[SET TASK]:
Exactly repeat the material, dropping only the pictures.

Stored data entries:
□ □ □ □ □
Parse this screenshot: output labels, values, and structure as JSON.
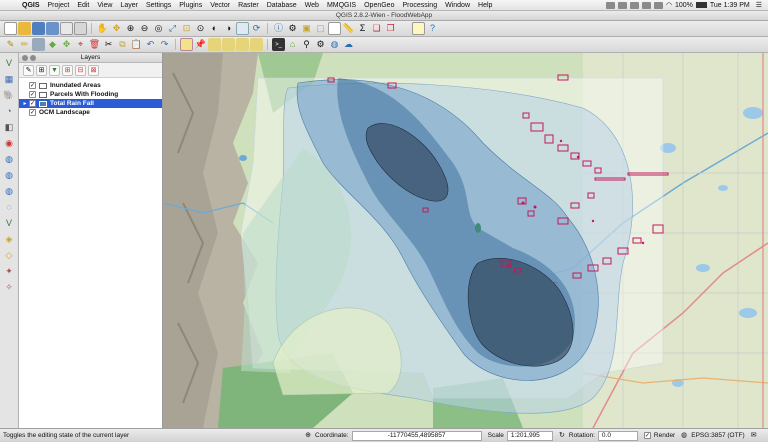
{
  "menubar": {
    "app": "QGIS",
    "items": [
      "Project",
      "Edit",
      "View",
      "Layer",
      "Settings",
      "Plugins",
      "Vector",
      "Raster",
      "Database",
      "Web",
      "MMQGIS",
      "OpenGeo",
      "Processing",
      "Window",
      "Help"
    ],
    "battery": "100%",
    "clock": "Tue 1:39 PM"
  },
  "window": {
    "title": "QGIS 2.8.2-Wien - FloodWebApp"
  },
  "layers_panel": {
    "title": "Layers",
    "layers": [
      {
        "name": "Inundated Areas",
        "checked": true,
        "selected": false,
        "swatch": "#ffffff"
      },
      {
        "name": "Parcels With Flooding",
        "checked": true,
        "selected": false,
        "swatch": "#ffffff"
      },
      {
        "name": "Total Rain Fall",
        "checked": true,
        "selected": true,
        "swatch": "#4d7ea8"
      },
      {
        "name": "OCM Landscape",
        "checked": true,
        "selected": false,
        "swatch": ""
      }
    ]
  },
  "statusbar": {
    "message": "Toggles the editing state of the current layer",
    "coordinate_label": "Coordinate:",
    "coordinate_value": "-11770455,4895857",
    "scale_label": "Scale",
    "scale_value": "1:201,995",
    "rotation_label": "Rotation:",
    "rotation_value": "0.0",
    "render_label": "Render",
    "render_checked": true,
    "crs": "EPSG:3857 (OTF)"
  },
  "colors": {
    "selection": "#2b5bd7",
    "rain_outer": "#b8d2e6",
    "rain_mid": "#6f9fc8",
    "rain_inner": "#2f6494",
    "rain_core": "#2b3d52",
    "parcels": "#c2185b"
  },
  "icons": {
    "toolbar1": [
      "new-project-icon",
      "open-project-icon",
      "save-project-icon",
      "save-as-icon",
      "new-print-composer-icon",
      "composer-manager-icon",
      "pan-icon",
      "pan-to-selection-icon",
      "zoom-in-icon",
      "zoom-out-icon",
      "zoom-native-icon",
      "zoom-full-icon",
      "zoom-to-selection-icon",
      "zoom-to-layer-icon",
      "zoom-last-icon",
      "zoom-next-icon",
      "new-map-view-icon",
      "refresh-icon",
      "identify-icon",
      "run-action-icon",
      "select-feature-icon",
      "deselect-icon",
      "open-attribute-table-icon",
      "measure-icon",
      "statistics-icon",
      "new-bookmark-icon",
      "show-bookmarks-icon",
      "map-tips-icon",
      "text-annotation-icon",
      "help-icon"
    ],
    "toolbar2": [
      "current-edits-icon",
      "toggle-editing-icon",
      "save-edits-icon",
      "add-feature-icon",
      "move-feature-icon",
      "node-tool-icon",
      "delete-selected-icon",
      "cut-features-icon",
      "copy-features-icon",
      "paste-features-icon",
      "undo-icon",
      "redo-icon",
      "label-toolbar-icon",
      "pin-labels-icon",
      "show-hide-labels-icon",
      "move-label-icon",
      "rotate-label-icon",
      "change-label-icon",
      "python-console-icon",
      "osm-icon",
      "plugin-binoculars-icon",
      "plugin-gear-icon",
      "globe-icon",
      "cloud-plugin-icon"
    ],
    "left": [
      "add-vector-layer-icon",
      "add-raster-layer-icon",
      "add-postgis-layer-icon",
      "add-spatialite-layer-icon",
      "add-mssql-layer-icon",
      "add-oracle-layer-icon",
      "add-wms-layer-icon",
      "add-wcs-layer-icon",
      "add-wfs-layer-icon",
      "add-delimited-text-icon",
      "new-shapefile-icon",
      "new-spatialite-icon",
      "add-virtual-layer-icon",
      "add-gpx-icon",
      "new-temporary-layer-icon"
    ]
  }
}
□ □ □ □ □
[PROBLEM SOLUTION]:
Parse this screenshot: output labels, values, and structure as JSON.
{
  "menubar": {
    "app": "QGIS",
    "items": [
      "Project",
      "Edit",
      "View",
      "Layer",
      "Settings",
      "Plugins",
      "Vector",
      "Raster",
      "Database",
      "Web",
      "MMQGIS",
      "OpenGeo",
      "Processing",
      "Window",
      "Help"
    ],
    "battery": "100%",
    "clock": "Tue 1:39 PM"
  },
  "window": {
    "title": "QGIS 2.8.2-Wien - FloodWebApp"
  },
  "layers_panel": {
    "title": "Layers",
    "layers": [
      {
        "name": "Inundated Areas",
        "checked": true,
        "selected": false,
        "swatch": "#ffffff"
      },
      {
        "name": "Parcels With Flooding",
        "checked": true,
        "selected": false,
        "swatch": "#ffffff"
      },
      {
        "name": "Total Rain Fall",
        "checked": true,
        "selected": true,
        "swatch": "#4d7ea8"
      },
      {
        "name": "OCM Landscape",
        "checked": true,
        "selected": false,
        "swatch": ""
      }
    ]
  },
  "statusbar": {
    "message": "Toggles the editing state of the current layer",
    "coordinate_label": "Coordinate:",
    "coordinate_value": "-11770455,4895857",
    "scale_label": "Scale",
    "scale_value": "1:201,995",
    "rotation_label": "Rotation:",
    "rotation_value": "0.0",
    "render_label": "Render",
    "render_checked": true,
    "crs": "EPSG:3857 (OTF)"
  },
  "colors": {
    "selection": "#2b5bd7",
    "rain_outer": "#b8d2e6",
    "rain_mid": "#6f9fc8",
    "rain_inner": "#2f6494",
    "rain_core": "#2b3d52",
    "parcels": "#c2185b"
  },
  "icons": {
    "toolbar1": [
      "new-project-icon",
      "open-project-icon",
      "save-project-icon",
      "save-as-icon",
      "new-print-composer-icon",
      "composer-manager-icon",
      "pan-icon",
      "pan-to-selection-icon",
      "zoom-in-icon",
      "zoom-out-icon",
      "zoom-native-icon",
      "zoom-full-icon",
      "zoom-to-selection-icon",
      "zoom-to-layer-icon",
      "zoom-last-icon",
      "zoom-next-icon",
      "new-map-view-icon",
      "refresh-icon",
      "identify-icon",
      "run-action-icon",
      "select-feature-icon",
      "deselect-icon",
      "open-attribute-table-icon",
      "measure-icon",
      "statistics-icon",
      "new-bookmark-icon",
      "show-bookmarks-icon",
      "map-tips-icon",
      "text-annotation-icon",
      "help-icon"
    ],
    "toolbar2": [
      "current-edits-icon",
      "toggle-editing-icon",
      "save-edits-icon",
      "add-feature-icon",
      "move-feature-icon",
      "node-tool-icon",
      "delete-selected-icon",
      "cut-features-icon",
      "copy-features-icon",
      "paste-features-icon",
      "undo-icon",
      "redo-icon",
      "label-toolbar-icon",
      "pin-labels-icon",
      "show-hide-labels-icon",
      "move-label-icon",
      "rotate-label-icon",
      "change-label-icon",
      "python-console-icon",
      "osm-icon",
      "plugin-binoculars-icon",
      "plugin-gear-icon",
      "globe-icon",
      "cloud-plugin-icon"
    ],
    "left": [
      "add-vector-layer-icon",
      "add-raster-layer-icon",
      "add-postgis-layer-icon",
      "add-spatialite-layer-icon",
      "add-mssql-layer-icon",
      "add-oracle-layer-icon",
      "add-wms-layer-icon",
      "add-wcs-layer-icon",
      "add-wfs-layer-icon",
      "add-delimited-text-icon",
      "new-shapefile-icon",
      "new-spatialite-icon",
      "add-virtual-layer-icon",
      "add-gpx-icon",
      "new-temporary-layer-icon"
    ]
  }
}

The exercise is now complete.